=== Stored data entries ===
++++

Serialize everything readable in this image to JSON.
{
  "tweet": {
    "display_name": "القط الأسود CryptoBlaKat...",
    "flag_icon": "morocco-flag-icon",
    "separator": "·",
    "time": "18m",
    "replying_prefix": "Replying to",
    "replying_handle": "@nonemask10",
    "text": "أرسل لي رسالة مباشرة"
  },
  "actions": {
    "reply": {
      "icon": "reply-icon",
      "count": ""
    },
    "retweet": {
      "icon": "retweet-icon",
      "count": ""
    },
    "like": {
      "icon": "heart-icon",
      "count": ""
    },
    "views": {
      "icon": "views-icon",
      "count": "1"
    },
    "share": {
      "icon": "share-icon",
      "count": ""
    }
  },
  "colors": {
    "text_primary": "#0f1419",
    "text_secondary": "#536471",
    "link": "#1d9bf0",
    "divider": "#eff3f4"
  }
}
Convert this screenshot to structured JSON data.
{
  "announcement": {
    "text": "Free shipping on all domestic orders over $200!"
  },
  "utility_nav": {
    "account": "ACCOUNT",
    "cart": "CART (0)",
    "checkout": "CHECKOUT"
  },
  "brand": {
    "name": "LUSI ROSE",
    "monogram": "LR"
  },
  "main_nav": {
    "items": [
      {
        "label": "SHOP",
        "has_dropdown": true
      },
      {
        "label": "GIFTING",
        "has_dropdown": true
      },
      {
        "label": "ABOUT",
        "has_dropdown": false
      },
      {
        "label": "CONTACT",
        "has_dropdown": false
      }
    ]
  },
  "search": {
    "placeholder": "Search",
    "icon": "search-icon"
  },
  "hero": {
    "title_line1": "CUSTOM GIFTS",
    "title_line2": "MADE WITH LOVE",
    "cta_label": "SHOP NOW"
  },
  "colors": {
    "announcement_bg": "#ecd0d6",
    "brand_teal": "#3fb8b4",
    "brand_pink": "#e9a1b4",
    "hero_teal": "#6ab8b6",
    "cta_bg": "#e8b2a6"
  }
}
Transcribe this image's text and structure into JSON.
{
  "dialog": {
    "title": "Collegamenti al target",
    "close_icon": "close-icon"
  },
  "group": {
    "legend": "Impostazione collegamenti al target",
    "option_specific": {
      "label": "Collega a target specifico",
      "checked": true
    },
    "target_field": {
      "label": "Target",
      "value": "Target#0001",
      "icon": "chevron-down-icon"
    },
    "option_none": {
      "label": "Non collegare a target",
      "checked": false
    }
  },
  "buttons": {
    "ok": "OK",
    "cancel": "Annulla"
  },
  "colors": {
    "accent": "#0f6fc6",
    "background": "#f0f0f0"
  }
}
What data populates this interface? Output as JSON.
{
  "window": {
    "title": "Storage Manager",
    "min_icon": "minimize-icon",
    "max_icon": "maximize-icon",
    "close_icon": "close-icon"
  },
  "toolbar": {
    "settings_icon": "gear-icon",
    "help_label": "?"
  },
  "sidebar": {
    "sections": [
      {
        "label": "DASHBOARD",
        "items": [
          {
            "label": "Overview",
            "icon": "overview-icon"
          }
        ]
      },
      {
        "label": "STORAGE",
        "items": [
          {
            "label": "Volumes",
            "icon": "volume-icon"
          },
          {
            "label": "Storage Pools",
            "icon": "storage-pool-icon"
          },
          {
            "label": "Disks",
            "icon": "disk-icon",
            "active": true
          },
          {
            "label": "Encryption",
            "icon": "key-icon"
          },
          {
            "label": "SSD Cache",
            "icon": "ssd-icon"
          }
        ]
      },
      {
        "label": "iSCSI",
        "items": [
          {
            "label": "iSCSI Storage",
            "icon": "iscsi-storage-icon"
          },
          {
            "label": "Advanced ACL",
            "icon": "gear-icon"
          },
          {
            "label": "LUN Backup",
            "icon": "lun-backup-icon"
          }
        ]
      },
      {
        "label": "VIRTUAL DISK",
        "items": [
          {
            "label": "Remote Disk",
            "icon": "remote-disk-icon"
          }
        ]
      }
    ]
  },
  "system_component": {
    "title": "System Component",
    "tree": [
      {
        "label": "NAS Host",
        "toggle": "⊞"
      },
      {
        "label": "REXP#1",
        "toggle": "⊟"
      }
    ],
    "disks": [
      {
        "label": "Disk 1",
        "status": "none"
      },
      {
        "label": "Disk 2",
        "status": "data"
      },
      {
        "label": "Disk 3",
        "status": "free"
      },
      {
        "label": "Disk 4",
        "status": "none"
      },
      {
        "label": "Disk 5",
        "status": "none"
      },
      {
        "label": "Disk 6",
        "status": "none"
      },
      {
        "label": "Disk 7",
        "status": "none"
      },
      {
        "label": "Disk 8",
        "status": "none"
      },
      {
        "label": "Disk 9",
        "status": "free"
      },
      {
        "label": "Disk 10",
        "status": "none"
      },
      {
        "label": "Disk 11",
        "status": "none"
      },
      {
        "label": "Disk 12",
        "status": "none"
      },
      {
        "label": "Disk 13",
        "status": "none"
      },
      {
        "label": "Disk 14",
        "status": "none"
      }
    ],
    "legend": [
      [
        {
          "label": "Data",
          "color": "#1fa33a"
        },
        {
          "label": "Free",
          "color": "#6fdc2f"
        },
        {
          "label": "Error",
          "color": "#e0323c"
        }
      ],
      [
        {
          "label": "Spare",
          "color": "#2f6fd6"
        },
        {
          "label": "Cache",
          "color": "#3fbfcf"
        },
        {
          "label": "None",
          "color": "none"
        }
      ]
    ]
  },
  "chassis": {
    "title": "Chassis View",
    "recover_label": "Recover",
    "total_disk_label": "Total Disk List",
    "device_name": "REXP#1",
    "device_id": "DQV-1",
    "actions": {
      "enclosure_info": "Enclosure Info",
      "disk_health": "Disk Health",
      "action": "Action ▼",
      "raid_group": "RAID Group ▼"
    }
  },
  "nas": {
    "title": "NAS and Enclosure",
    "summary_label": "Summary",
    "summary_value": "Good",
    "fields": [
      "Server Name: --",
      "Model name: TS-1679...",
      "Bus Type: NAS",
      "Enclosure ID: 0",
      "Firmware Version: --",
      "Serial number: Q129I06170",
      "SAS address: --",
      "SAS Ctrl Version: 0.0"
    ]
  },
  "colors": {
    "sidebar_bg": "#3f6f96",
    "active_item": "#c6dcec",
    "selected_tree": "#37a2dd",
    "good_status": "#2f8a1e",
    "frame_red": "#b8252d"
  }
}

++++

=== Description of the task ===
Print all of the entries exactly as they appear.

=== Complete answer ===
Serialize everything readable in this image to JSON.
{
  "tweet": {
    "display_name": "القط الأسود CryptoBlaKat...",
    "flag_icon": "morocco-flag-icon",
    "separator": "·",
    "time": "18m",
    "replying_prefix": "Replying to",
    "replying_handle": "@nonemask10",
    "text": "أرسل لي رسالة مباشرة"
  },
  "actions": {
    "reply": {
      "icon": "reply-icon",
      "count": ""
    },
    "retweet": {
      "icon": "retweet-icon",
      "count": ""
    },
    "like": {
      "icon": "heart-icon",
      "count": ""
    },
    "views": {
      "icon": "views-icon",
      "count": "1"
    },
    "share": {
      "icon": "share-icon",
      "count": ""
    }
  },
  "colors": {
    "text_primary": "#0f1419",
    "text_secondary": "#536471",
    "link": "#1d9bf0",
    "divider": "#eff3f4"
  }
}
Convert this screenshot to structured JSON data.
{
  "announcement": {
    "text": "Free shipping on all domestic orders over $200!"
  },
  "utility_nav": {
    "account": "ACCOUNT",
    "cart": "CART (0)",
    "checkout": "CHECKOUT"
  },
  "brand": {
    "name": "LUSI ROSE",
    "monogram": "LR"
  },
  "main_nav": {
    "items": [
      {
        "label": "SHOP",
        "has_dropdown": true
      },
      {
        "label": "GIFTING",
        "has_dropdown": true
      },
      {
        "label": "ABOUT",
        "has_dropdown": false
      },
      {
        "label": "CONTACT",
        "has_dropdown": false
      }
    ]
  },
  "search": {
    "placeholder": "Search",
    "icon": "search-icon"
  },
  "hero": {
    "title_line1": "CUSTOM GIFTS",
    "title_line2": "MADE WITH LOVE",
    "cta_label": "SHOP NOW"
  },
  "colors": {
    "announcement_bg": "#ecd0d6",
    "brand_teal": "#3fb8b4",
    "brand_pink": "#e9a1b4",
    "hero_teal": "#6ab8b6",
    "cta_bg": "#e8b2a6"
  }
}
Transcribe this image's text and structure into JSON.
{
  "dialog": {
    "title": "Collegamenti al target",
    "close_icon": "close-icon"
  },
  "group": {
    "legend": "Impostazione collegamenti al target",
    "option_specific": {
      "label": "Collega a target specifico",
      "checked": true
    },
    "target_field": {
      "label": "Target",
      "value": "Target#0001",
      "icon": "chevron-down-icon"
    },
    "option_none": {
      "label": "Non collegare a target",
      "checked": false
    }
  },
  "buttons": {
    "ok": "OK",
    "cancel": "Annulla"
  },
  "colors": {
    "accent": "#0f6fc6",
    "background": "#f0f0f0"
  }
}
What data populates this interface? Output as JSON.
{
  "window": {
    "title": "Storage Manager",
    "min_icon": "minimize-icon",
    "max_icon": "maximize-icon",
    "close_icon": "close-icon"
  },
  "toolbar": {
    "settings_icon": "gear-icon",
    "help_label": "?"
  },
  "sidebar": {
    "sections": [
      {
        "label": "DASHBOARD",
        "items": [
          {
            "label": "Overview",
            "icon": "overview-icon"
          }
        ]
      },
      {
        "label": "STORAGE",
        "items": [
          {
            "label": "Volumes",
            "icon": "volume-icon"
          },
          {
            "label": "Storage Pools",
            "icon": "storage-pool-icon"
          },
          {
            "label": "Disks",
            "icon": "disk-icon",
            "active": true
          },
          {
            "label": "Encryption",
            "icon": "key-icon"
          },
          {
            "label": "SSD Cache",
            "icon": "ssd-icon"
          }
        ]
      },
      {
        "label": "iSCSI",
        "items": [
          {
            "label": "iSCSI Storage",
            "icon": "iscsi-storage-icon"
          },
          {
            "label": "Advanced ACL",
            "icon": "gear-icon"
          },
          {
            "label": "LUN Backup",
            "icon": "lun-backup-icon"
          }
        ]
      },
      {
        "label": "VIRTUAL DISK",
        "items": [
          {
            "label": "Remote Disk",
            "icon": "remote-disk-icon"
          }
        ]
      }
    ]
  },
  "system_component": {
    "title": "System Component",
    "tree": [
      {
        "label": "NAS Host",
        "toggle": "⊞"
      },
      {
        "label": "REXP#1",
        "toggle": "⊟"
      }
    ],
    "disks": [
      {
        "label": "Disk 1",
        "status": "none"
      },
      {
        "label": "Disk 2",
        "status": "data"
      },
      {
        "label": "Disk 3",
        "status": "free"
      },
      {
        "label": "Disk 4",
        "status": "none"
      },
      {
        "label": "Disk 5",
        "status": "none"
      },
      {
        "label": "Disk 6",
        "status": "none"
      },
      {
        "label": "Disk 7",
        "status": "none"
      },
      {
        "label": "Disk 8",
        "status": "none"
      },
      {
        "label": "Disk 9",
        "status": "free"
      },
      {
        "label": "Disk 10",
        "status": "none"
      },
      {
        "label": "Disk 11",
        "status": "none"
      },
      {
        "label": "Disk 12",
        "status": "none"
      },
      {
        "label": "Disk 13",
        "status": "none"
      },
      {
        "label": "Disk 14",
        "status": "none"
      }
    ],
    "legend": [
      [
        {
          "label": "Data",
          "color": "#1fa33a"
        },
        {
          "label": "Free",
          "color": "#6fdc2f"
        },
        {
          "label": "Error",
          "color": "#e0323c"
        }
      ],
      [
        {
          "label": "Spare",
          "color": "#2f6fd6"
        },
        {
          "label": "Cache",
          "color": "#3fbfcf"
        },
        {
          "label": "None",
          "color": "none"
        }
      ]
    ]
  },
  "chassis": {
    "title": "Chassis View",
    "recover_label": "Recover",
    "total_disk_label": "Total Disk List",
    "device_name": "REXP#1",
    "device_id": "DQV-1",
    "actions": {
      "enclosure_info": "Enclosure Info",
      "disk_health": "Disk Health",
      "action": "Action ▼",
      "raid_group": "RAID Group ▼"
    }
  },
  "nas": {
    "title": "NAS and Enclosure",
    "summary_label": "Summary",
    "summary_value": "Good",
    "fields": [
      "Server Name: --",
      "Model name: TS-1679...",
      "Bus Type: NAS",
      "Enclosure ID: 0",
      "Firmware Version: --",
      "Serial number: Q129I06170",
      "SAS address: --",
      "SAS Ctrl Version: 0.0"
    ]
  },
  "colors": {
    "sidebar_bg": "#3f6f96",
    "active_item": "#c6dcec",
    "selected_tree": "#37a2dd",
    "good_status": "#2f8a1e",
    "frame_red": "#b8252d"
  }
}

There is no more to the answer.